DIRECTIONS FOR THIS TASK:
Write each line exactly, from the line that holds "Extract all readable text from this page." through the final line of the material, and no other line.

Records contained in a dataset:
-----

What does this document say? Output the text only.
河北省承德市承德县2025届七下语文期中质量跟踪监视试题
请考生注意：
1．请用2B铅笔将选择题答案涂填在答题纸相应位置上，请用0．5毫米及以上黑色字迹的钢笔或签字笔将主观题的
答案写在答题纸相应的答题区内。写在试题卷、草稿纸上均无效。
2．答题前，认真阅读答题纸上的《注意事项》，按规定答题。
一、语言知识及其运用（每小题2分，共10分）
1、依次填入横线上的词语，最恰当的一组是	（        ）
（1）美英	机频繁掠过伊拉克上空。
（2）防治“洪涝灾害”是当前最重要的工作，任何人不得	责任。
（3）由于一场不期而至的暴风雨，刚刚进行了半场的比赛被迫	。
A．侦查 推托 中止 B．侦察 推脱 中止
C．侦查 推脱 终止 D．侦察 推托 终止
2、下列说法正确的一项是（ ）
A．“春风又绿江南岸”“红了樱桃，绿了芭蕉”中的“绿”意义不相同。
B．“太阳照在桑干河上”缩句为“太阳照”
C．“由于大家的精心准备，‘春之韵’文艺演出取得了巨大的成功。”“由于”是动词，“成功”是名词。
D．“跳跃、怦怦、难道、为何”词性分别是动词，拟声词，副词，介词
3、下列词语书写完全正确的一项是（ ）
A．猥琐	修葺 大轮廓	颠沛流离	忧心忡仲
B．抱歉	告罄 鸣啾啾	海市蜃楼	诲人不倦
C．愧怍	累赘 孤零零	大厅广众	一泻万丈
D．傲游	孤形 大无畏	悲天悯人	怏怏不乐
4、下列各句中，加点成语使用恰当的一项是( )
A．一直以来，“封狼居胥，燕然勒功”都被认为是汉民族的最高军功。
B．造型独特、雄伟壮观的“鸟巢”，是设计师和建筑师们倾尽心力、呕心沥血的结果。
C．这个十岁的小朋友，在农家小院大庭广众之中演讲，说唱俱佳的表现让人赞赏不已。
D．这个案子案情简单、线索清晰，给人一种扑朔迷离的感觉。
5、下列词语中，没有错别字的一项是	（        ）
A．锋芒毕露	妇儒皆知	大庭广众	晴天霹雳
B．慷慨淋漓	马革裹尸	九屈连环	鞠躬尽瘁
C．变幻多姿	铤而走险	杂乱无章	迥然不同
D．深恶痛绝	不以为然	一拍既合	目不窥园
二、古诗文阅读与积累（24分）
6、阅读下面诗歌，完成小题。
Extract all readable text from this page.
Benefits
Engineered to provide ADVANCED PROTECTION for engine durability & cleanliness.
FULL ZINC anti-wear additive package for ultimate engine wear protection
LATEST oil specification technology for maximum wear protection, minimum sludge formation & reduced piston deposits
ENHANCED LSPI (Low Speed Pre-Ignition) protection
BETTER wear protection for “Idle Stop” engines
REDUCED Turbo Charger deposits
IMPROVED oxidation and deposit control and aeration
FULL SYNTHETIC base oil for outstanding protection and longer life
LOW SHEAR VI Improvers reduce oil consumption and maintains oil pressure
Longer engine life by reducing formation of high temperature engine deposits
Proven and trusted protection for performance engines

-----

ANSWER TO THE EXERCISE:
Extract all readable text from this page.
Benefits
Engineered to provide ADVANCED PROTECTION for engine durability & cleanliness.
FULL ZINC anti-wear additive package for ultimate engine wear protection
LATEST oil specification technology for maximum wear protection, minimum sludge formation & reduced piston deposits
ENHANCED LSPI (Low Speed Pre-Ignition) protection
BETTER wear protection for “Idle Stop” engines
REDUCED Turbo Charger deposits
IMPROVED oxidation and deposit control and aeration
FULL SYNTHETIC base oil for outstanding protection and longer life
LOW SHEAR VI Improvers reduce oil consumption and maintains oil pressure
Longer engine life by reducing formation of high temperature engine deposits
Proven and trusted protection for performance engines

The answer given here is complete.